(Task details):
Every record below should be repeated exactly, with the pictures left out.

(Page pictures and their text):
__________________________________________________
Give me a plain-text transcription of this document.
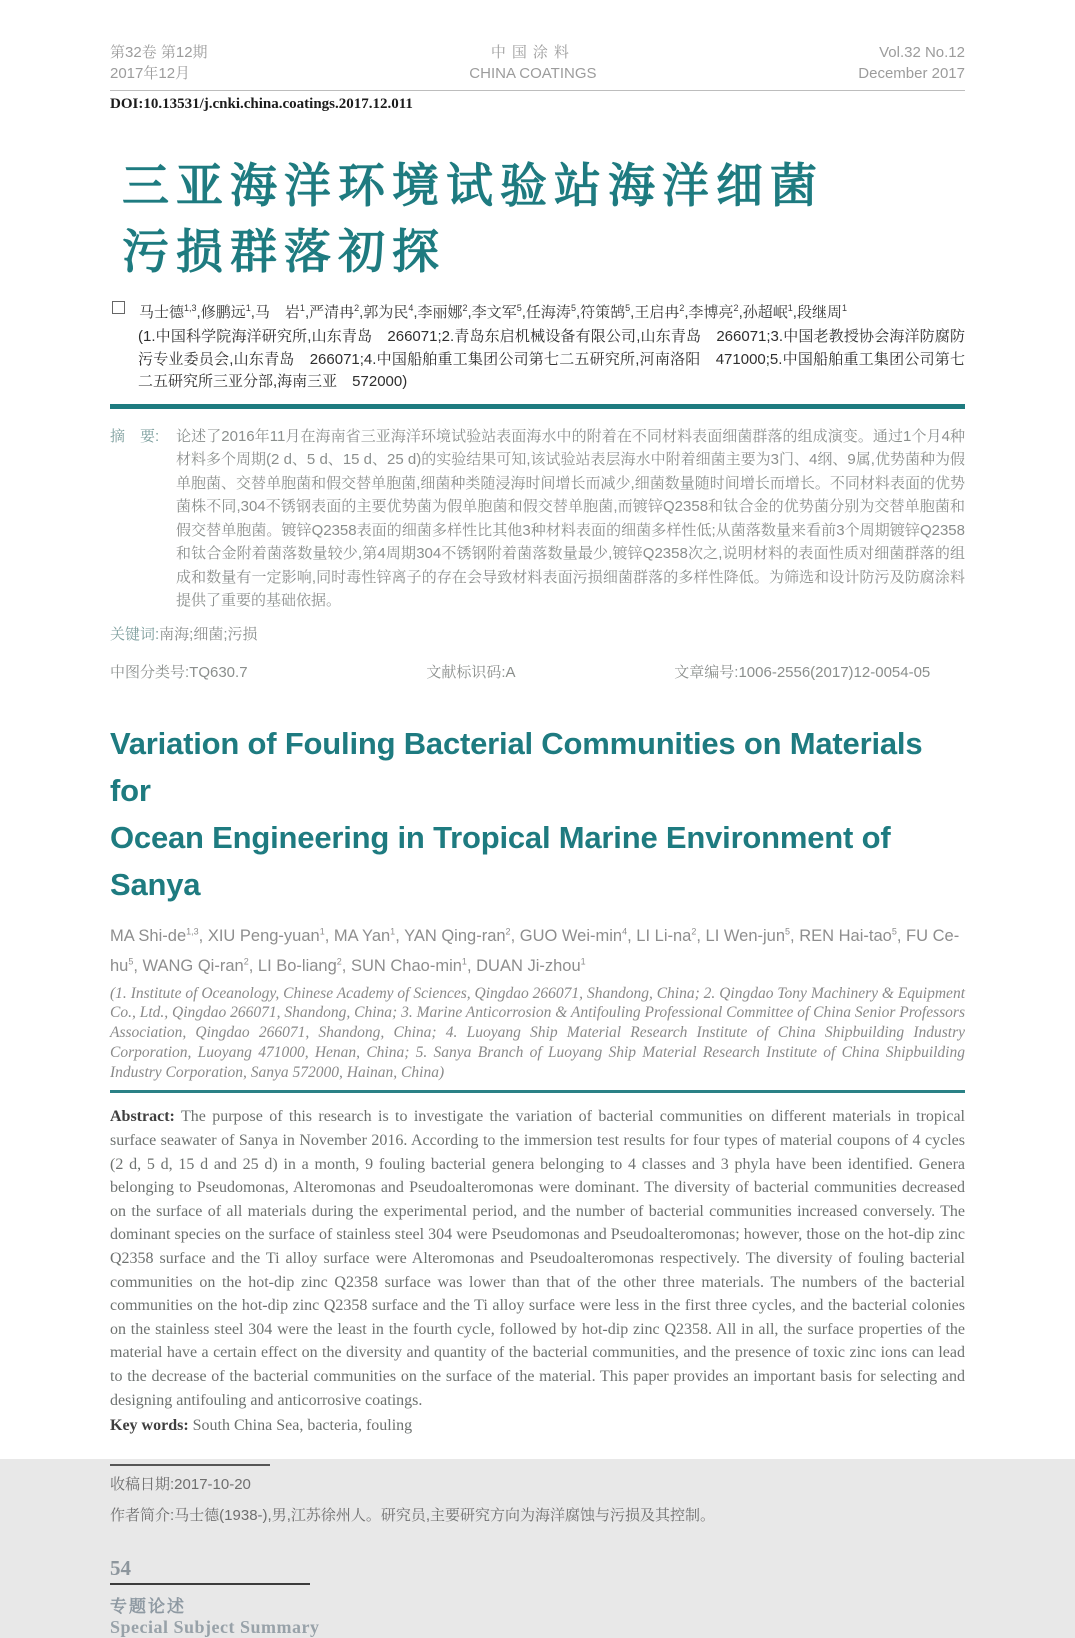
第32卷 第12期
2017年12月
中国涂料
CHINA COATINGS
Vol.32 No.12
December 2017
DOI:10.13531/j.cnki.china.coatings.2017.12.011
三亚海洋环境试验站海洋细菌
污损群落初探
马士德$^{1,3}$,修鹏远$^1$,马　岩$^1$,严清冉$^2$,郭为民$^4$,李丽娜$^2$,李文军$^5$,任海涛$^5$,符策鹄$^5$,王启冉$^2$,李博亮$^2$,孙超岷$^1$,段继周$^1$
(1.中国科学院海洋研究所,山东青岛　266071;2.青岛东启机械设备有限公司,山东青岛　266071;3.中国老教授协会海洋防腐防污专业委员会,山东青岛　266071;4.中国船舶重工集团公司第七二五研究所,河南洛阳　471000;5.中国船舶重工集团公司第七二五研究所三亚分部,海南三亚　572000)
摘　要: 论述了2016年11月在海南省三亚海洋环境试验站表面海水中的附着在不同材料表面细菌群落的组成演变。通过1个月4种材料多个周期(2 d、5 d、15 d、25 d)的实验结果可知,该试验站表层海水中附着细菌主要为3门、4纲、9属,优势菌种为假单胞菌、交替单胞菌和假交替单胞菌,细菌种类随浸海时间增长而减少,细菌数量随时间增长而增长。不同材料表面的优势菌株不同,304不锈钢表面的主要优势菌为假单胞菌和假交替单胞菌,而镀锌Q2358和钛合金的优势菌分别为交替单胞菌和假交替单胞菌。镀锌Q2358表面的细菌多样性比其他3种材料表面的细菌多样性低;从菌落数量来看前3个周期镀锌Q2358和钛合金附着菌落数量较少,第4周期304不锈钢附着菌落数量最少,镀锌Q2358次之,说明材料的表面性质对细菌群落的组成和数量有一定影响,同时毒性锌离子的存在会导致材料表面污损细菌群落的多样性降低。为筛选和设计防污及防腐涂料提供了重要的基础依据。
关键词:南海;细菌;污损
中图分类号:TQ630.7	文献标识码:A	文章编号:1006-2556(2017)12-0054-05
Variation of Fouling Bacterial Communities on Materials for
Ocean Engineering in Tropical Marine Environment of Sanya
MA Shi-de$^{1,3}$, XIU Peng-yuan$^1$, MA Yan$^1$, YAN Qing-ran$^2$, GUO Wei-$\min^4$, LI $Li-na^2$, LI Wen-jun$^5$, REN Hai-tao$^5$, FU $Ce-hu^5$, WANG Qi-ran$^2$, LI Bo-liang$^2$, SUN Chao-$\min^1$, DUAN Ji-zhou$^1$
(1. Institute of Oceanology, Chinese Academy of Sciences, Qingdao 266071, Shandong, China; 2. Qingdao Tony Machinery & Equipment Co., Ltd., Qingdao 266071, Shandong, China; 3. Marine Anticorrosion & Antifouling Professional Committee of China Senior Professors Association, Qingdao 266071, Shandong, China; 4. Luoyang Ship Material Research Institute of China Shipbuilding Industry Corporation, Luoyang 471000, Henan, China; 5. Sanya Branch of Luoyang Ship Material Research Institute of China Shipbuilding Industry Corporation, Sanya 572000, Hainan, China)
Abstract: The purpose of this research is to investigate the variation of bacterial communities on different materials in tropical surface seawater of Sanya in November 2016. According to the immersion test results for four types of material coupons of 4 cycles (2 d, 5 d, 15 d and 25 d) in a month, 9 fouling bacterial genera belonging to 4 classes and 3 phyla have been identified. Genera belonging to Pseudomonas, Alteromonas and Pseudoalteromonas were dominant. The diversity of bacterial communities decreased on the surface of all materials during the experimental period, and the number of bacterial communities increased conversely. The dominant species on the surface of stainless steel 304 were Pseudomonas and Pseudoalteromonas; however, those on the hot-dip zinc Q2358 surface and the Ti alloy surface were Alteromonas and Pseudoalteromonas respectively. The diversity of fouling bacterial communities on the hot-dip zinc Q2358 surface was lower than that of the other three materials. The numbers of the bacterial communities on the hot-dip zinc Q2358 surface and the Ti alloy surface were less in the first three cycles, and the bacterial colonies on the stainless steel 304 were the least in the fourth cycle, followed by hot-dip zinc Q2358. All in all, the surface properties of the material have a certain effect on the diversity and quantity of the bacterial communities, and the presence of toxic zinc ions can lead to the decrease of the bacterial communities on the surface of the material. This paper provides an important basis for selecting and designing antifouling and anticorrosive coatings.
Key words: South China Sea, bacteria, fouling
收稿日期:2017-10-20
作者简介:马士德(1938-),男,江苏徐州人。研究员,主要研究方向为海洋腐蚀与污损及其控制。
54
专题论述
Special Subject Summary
__________________________________________________
(Task answer):
Give me a plain-text transcription of this document.
第32卷 第12期
2017年12月
中国涂料
CHINA COATINGS
Vol.32 No.12
December 2017
DOI:10.13531/j.cnki.china.coatings.2017.12.011
三亚海洋环境试验站海洋细菌
污损群落初探
马士德$^{1,3}$,修鹏远$^1$,马　岩$^1$,严清冉$^2$,郭为民$^4$,李丽娜$^2$,李文军$^5$,任海涛$^5$,符策鹄$^5$,王启冉$^2$,李博亮$^2$,孙超岷$^1$,段继周$^1$
(1.中国科学院海洋研究所,山东青岛　266071;2.青岛东启机械设备有限公司,山东青岛　266071;3.中国老教授协会海洋防腐防污专业委员会,山东青岛　266071;4.中国船舶重工集团公司第七二五研究所,河南洛阳　471000;5.中国船舶重工集团公司第七二五研究所三亚分部,海南三亚　572000)
摘　要: 论述了2016年11月在海南省三亚海洋环境试验站表面海水中的附着在不同材料表面细菌群落的组成演变。通过1个月4种材料多个周期(2 d、5 d、15 d、25 d)的实验结果可知,该试验站表层海水中附着细菌主要为3门、4纲、9属,优势菌种为假单胞菌、交替单胞菌和假交替单胞菌,细菌种类随浸海时间增长而减少,细菌数量随时间增长而增长。不同材料表面的优势菌株不同,304不锈钢表面的主要优势菌为假单胞菌和假交替单胞菌,而镀锌Q2358和钛合金的优势菌分别为交替单胞菌和假交替单胞菌。镀锌Q2358表面的细菌多样性比其他3种材料表面的细菌多样性低;从菌落数量来看前3个周期镀锌Q2358和钛合金附着菌落数量较少,第4周期304不锈钢附着菌落数量最少,镀锌Q2358次之,说明材料的表面性质对细菌群落的组成和数量有一定影响,同时毒性锌离子的存在会导致材料表面污损细菌群落的多样性降低。为筛选和设计防污及防腐涂料提供了重要的基础依据。
关键词:南海;细菌;污损
中图分类号:TQ630.7	文献标识码:A	文章编号:1006-2556(2017)12-0054-05
Variation of Fouling Bacterial Communities on Materials for
Ocean Engineering in Tropical Marine Environment of Sanya
MA Shi-de$^{1,3}$, XIU Peng-yuan$^1$, MA Yan$^1$, YAN Qing-ran$^2$, GUO Wei-$\min^4$, LI $Li-na^2$, LI Wen-jun$^5$, REN Hai-tao$^5$, FU $Ce-hu^5$, WANG Qi-ran$^2$, LI Bo-liang$^2$, SUN Chao-$\min^1$, DUAN Ji-zhou$^1$
(1. Institute of Oceanology, Chinese Academy of Sciences, Qingdao 266071, Shandong, China; 2. Qingdao Tony Machinery & Equipment Co., Ltd., Qingdao 266071, Shandong, China; 3. Marine Anticorrosion & Antifouling Professional Committee of China Senior Professors Association, Qingdao 266071, Shandong, China; 4. Luoyang Ship Material Research Institute of China Shipbuilding Industry Corporation, Luoyang 471000, Henan, China; 5. Sanya Branch of Luoyang Ship Material Research Institute of China Shipbuilding Industry Corporation, Sanya 572000, Hainan, China)
Abstract: The purpose of this research is to investigate the variation of bacterial communities on different materials in tropical surface seawater of Sanya in November 2016. According to the immersion test results for four types of material coupons of 4 cycles (2 d, 5 d, 15 d and 25 d) in a month, 9 fouling bacterial genera belonging to 4 classes and 3 phyla have been identified. Genera belonging to Pseudomonas, Alteromonas and Pseudoalteromonas were dominant. The diversity of bacterial communities decreased on the surface of all materials during the experimental period, and the number of bacterial communities increased conversely. The dominant species on the surface of stainless steel 304 were Pseudomonas and Pseudoalteromonas; however, those on the hot-dip zinc Q2358 surface and the Ti alloy surface were Alteromonas and Pseudoalteromonas respectively. The diversity of fouling bacterial communities on the hot-dip zinc Q2358 surface was lower than that of the other three materials. The numbers of the bacterial communities on the hot-dip zinc Q2358 surface and the Ti alloy surface were less in the first three cycles, and the bacterial colonies on the stainless steel 304 were the least in the fourth cycle, followed by hot-dip zinc Q2358. All in all, the surface properties of the material have a certain effect on the diversity and quantity of the bacterial communities, and the presence of toxic zinc ions can lead to the decrease of the bacterial communities on the surface of the material. This paper provides an important basis for selecting and designing antifouling and anticorrosive coatings.
Key words: South China Sea, bacteria, fouling
收稿日期:2017-10-20
作者简介:马士德(1938-),男,江苏徐州人。研究员,主要研究方向为海洋腐蚀与污损及其控制。
54
专题论述
Special Subject Summary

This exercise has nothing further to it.